— begin Material for the task —
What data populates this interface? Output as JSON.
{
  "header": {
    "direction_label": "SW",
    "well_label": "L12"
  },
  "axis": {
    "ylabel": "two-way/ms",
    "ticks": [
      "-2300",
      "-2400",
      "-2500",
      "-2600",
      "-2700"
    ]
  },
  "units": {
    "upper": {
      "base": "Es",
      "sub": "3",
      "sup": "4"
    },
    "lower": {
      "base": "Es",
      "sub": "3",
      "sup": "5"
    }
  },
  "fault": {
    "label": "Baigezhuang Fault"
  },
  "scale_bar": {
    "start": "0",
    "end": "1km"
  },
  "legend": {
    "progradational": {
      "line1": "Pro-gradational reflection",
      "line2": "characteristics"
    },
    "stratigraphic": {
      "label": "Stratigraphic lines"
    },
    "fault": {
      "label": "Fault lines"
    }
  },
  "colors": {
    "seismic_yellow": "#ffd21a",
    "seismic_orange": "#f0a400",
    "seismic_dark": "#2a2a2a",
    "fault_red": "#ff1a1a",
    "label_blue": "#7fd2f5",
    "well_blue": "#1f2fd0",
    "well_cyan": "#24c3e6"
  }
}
— end Material for the task —
Copy out every line of the listing that includes the string "lines".

**Exercise solution**.
      "label": "Stratigraphic lines"
      "label": "Fault lines"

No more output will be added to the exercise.